start Input data
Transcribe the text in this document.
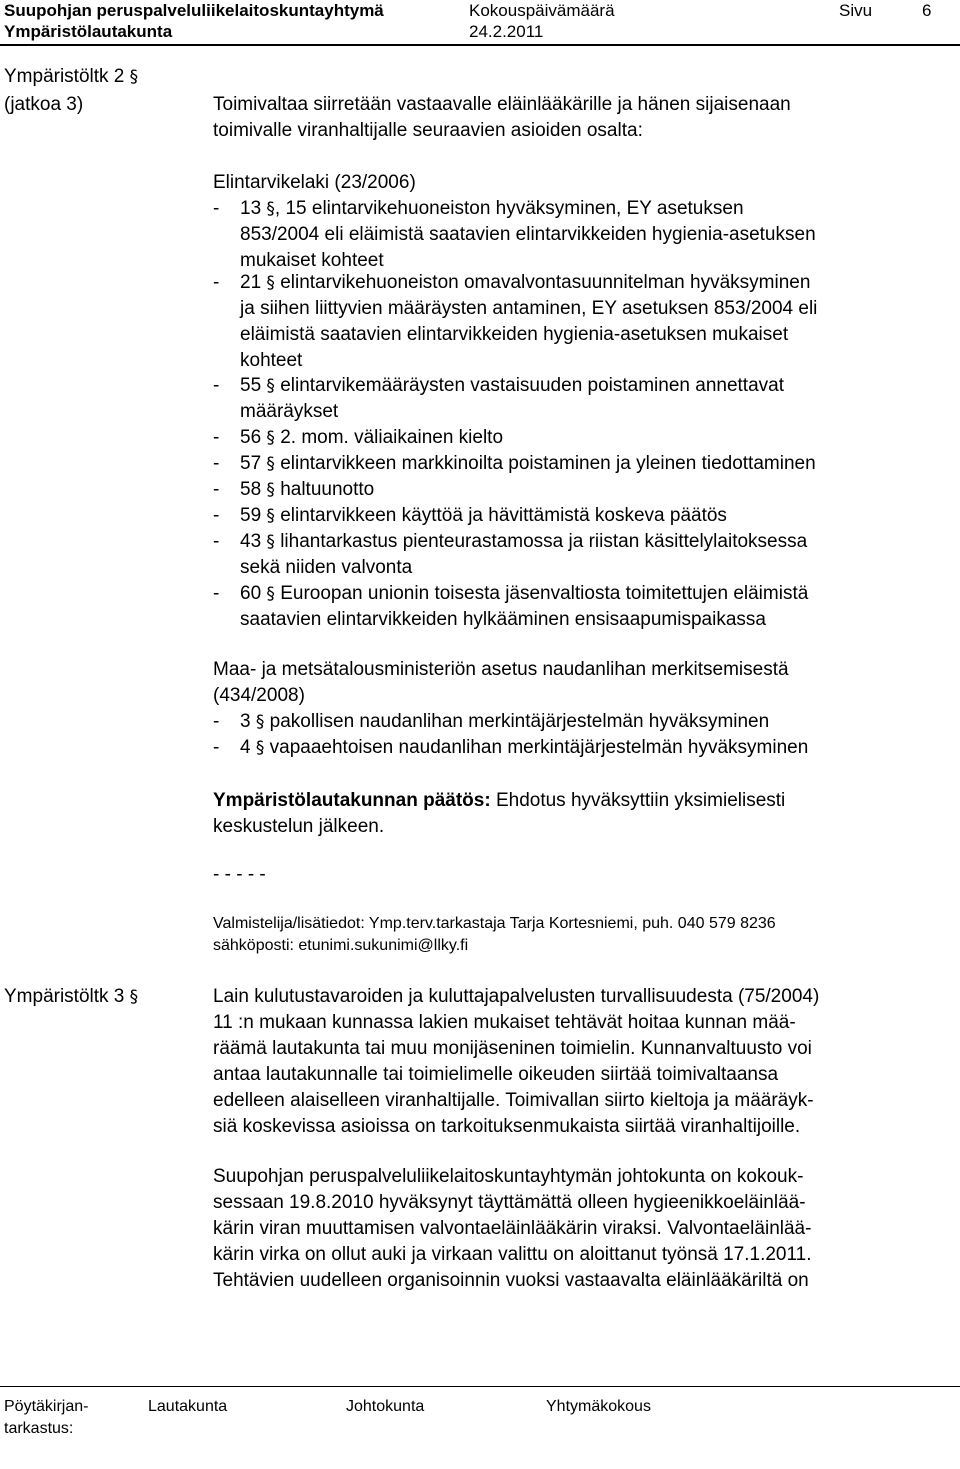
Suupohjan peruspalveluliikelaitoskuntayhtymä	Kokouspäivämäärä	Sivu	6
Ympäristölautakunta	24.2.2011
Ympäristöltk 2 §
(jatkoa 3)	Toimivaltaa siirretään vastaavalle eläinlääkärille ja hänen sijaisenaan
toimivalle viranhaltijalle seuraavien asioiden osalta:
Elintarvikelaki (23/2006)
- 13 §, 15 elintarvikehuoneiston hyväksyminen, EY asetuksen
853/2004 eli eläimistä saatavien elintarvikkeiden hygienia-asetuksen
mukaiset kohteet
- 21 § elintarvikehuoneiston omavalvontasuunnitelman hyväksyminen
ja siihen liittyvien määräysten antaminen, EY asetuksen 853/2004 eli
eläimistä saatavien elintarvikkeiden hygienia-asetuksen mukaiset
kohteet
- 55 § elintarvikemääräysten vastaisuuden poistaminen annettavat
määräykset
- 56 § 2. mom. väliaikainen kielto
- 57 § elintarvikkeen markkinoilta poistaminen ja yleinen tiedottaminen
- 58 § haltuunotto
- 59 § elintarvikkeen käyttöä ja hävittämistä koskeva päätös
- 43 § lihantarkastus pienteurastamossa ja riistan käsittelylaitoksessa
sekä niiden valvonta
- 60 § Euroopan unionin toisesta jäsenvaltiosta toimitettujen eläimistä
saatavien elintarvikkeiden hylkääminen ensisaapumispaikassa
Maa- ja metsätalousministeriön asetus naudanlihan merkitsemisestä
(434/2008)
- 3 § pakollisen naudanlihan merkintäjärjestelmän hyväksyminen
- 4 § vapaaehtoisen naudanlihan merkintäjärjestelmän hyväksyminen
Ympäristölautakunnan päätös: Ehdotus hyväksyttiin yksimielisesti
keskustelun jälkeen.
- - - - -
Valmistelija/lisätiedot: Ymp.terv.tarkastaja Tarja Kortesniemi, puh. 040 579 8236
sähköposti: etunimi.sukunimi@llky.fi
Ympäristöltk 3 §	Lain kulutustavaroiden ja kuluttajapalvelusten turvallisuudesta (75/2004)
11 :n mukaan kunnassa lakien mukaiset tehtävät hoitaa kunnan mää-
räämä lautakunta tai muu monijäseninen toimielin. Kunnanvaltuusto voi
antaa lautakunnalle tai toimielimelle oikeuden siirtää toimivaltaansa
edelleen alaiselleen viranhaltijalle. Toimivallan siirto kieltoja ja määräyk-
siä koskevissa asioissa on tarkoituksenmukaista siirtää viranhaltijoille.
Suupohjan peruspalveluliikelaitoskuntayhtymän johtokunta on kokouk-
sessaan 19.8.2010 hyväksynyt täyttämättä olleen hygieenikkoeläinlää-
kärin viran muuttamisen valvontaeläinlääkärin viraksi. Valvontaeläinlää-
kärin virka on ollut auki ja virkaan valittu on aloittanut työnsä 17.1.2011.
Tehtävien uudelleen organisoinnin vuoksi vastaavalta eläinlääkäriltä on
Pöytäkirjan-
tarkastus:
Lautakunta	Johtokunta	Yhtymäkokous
end Input data
=== Short exercise ===
Every line is to be duplicated exactly, though pictures stay out.

=== Response to this exercise ===
Transcribe the text in this document.
Suupohjan peruspalveluliikelaitoskuntayhtymä	Kokouspäivämäärä	Sivu	6
Ympäristölautakunta	24.2.2011
Ympäristöltk 2 §
(jatkoa 3)	Toimivaltaa siirretään vastaavalle eläinlääkärille ja hänen sijaisenaan
toimivalle viranhaltijalle seuraavien asioiden osalta:
Elintarvikelaki (23/2006)
- 13 §, 15 elintarvikehuoneiston hyväksyminen, EY asetuksen
853/2004 eli eläimistä saatavien elintarvikkeiden hygienia-asetuksen
mukaiset kohteet
- 21 § elintarvikehuoneiston omavalvontasuunnitelman hyväksyminen
ja siihen liittyvien määräysten antaminen, EY asetuksen 853/2004 eli
eläimistä saatavien elintarvikkeiden hygienia-asetuksen mukaiset
kohteet
- 55 § elintarvikemääräysten vastaisuuden poistaminen annettavat
määräykset
- 56 § 2. mom. väliaikainen kielto
- 57 § elintarvikkeen markkinoilta poistaminen ja yleinen tiedottaminen
- 58 § haltuunotto
- 59 § elintarvikkeen käyttöä ja hävittämistä koskeva päätös
- 43 § lihantarkastus pienteurastamossa ja riistan käsittelylaitoksessa
sekä niiden valvonta
- 60 § Euroopan unionin toisesta jäsenvaltiosta toimitettujen eläimistä
saatavien elintarvikkeiden hylkääminen ensisaapumispaikassa
Maa- ja metsätalousministeriön asetus naudanlihan merkitsemisestä
(434/2008)
- 3 § pakollisen naudanlihan merkintäjärjestelmän hyväksyminen
- 4 § vapaaehtoisen naudanlihan merkintäjärjestelmän hyväksyminen
Ympäristölautakunnan päätös: Ehdotus hyväksyttiin yksimielisesti
keskustelun jälkeen.
- - - - -
Valmistelija/lisätiedot: Ymp.terv.tarkastaja Tarja Kortesniemi, puh. 040 579 8236
sähköposti: etunimi.sukunimi@llky.fi
Ympäristöltk 3 §	Lain kulutustavaroiden ja kuluttajapalvelusten turvallisuudesta (75/2004)
11 :n mukaan kunnassa lakien mukaiset tehtävät hoitaa kunnan mää-
räämä lautakunta tai muu monijäseninen toimielin. Kunnanvaltuusto voi
antaa lautakunnalle tai toimielimelle oikeuden siirtää toimivaltaansa
edelleen alaiselleen viranhaltijalle. Toimivallan siirto kieltoja ja määräyk-
siä koskevissa asioissa on tarkoituksenmukaista siirtää viranhaltijoille.
Suupohjan peruspalveluliikelaitoskuntayhtymän johtokunta on kokouk-
sessaan 19.8.2010 hyväksynyt täyttämättä olleen hygieenikkoeläinlää-
kärin viran muuttamisen valvontaeläinlääkärin viraksi. Valvontaeläinlää-
kärin virka on ollut auki ja virkaan valittu on aloittanut työnsä 17.1.2011.
Tehtävien uudelleen organisoinnin vuoksi vastaavalta eläinlääkäriltä on
Pöytäkirjan-
tarkastus:
Lautakunta	Johtokunta	Yhtymäkokous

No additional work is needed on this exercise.